[Data entries]
◇ ◇ ◇
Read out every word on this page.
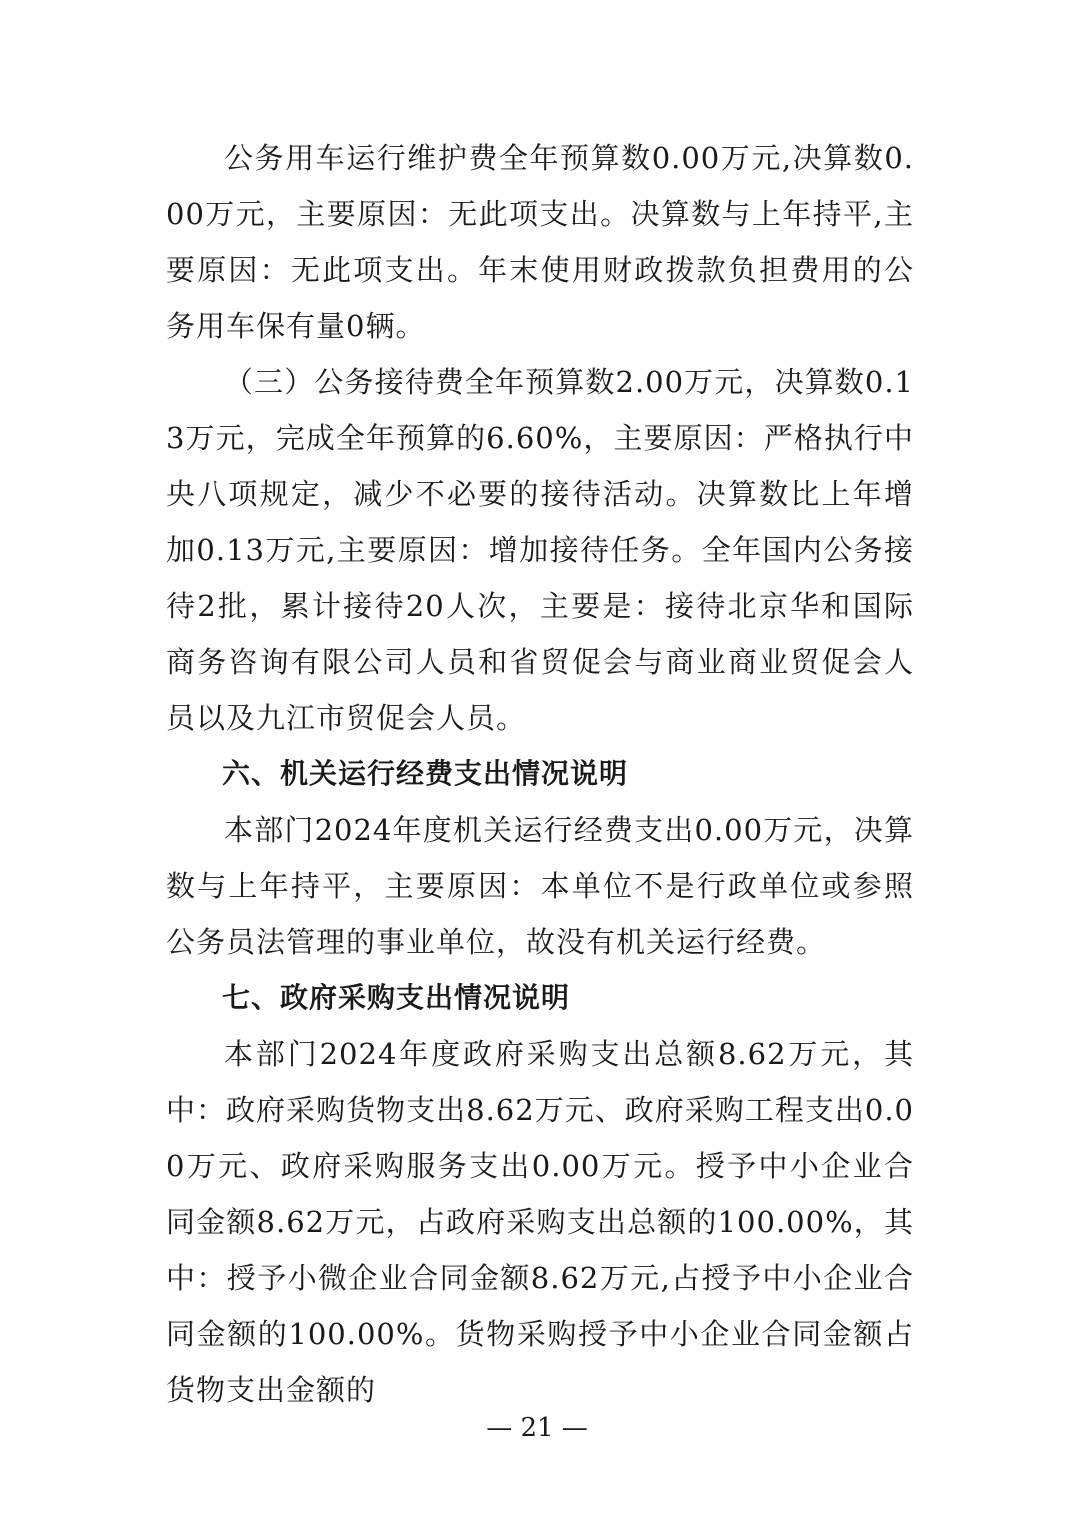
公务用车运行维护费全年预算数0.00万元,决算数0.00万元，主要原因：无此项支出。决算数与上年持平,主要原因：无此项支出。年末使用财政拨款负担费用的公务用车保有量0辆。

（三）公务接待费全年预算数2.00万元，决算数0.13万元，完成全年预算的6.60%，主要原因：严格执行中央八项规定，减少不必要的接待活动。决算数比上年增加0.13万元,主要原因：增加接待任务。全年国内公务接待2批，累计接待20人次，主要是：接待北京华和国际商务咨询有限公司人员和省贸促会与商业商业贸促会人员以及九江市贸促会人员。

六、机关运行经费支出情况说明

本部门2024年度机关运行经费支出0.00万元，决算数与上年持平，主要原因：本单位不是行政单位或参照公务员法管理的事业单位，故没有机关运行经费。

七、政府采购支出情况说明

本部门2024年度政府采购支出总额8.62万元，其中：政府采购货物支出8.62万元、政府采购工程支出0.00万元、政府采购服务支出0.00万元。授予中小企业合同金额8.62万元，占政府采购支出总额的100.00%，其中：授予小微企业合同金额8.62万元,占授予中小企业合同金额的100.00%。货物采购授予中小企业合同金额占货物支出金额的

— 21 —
◇ ◇ ◇
SET TASK:
Copy every record character for character. Skip the pictures.

SOLUTION:
Read out every word on this page.
公务用车运行维护费全年预算数0.00万元,决算数0.00万元，主要原因：无此项支出。决算数与上年持平,主要原因：无此项支出。年末使用财政拨款负担费用的公务用车保有量0辆。

（三）公务接待费全年预算数2.00万元，决算数0.13万元，完成全年预算的6.60%，主要原因：严格执行中央八项规定，减少不必要的接待活动。决算数比上年增加0.13万元,主要原因：增加接待任务。全年国内公务接待2批，累计接待20人次，主要是：接待北京华和国际商务咨询有限公司人员和省贸促会与商业商业贸促会人员以及九江市贸促会人员。

六、机关运行经费支出情况说明

本部门2024年度机关运行经费支出0.00万元，决算数与上年持平，主要原因：本单位不是行政单位或参照公务员法管理的事业单位，故没有机关运行经费。

七、政府采购支出情况说明

本部门2024年度政府采购支出总额8.62万元，其中：政府采购货物支出8.62万元、政府采购工程支出0.00万元、政府采购服务支出0.00万元。授予中小企业合同金额8.62万元，占政府采购支出总额的100.00%，其中：授予小微企业合同金额8.62万元,占授予中小企业合同金额的100.00%。货物采购授予中小企业合同金额占货物支出金额的

— 21 —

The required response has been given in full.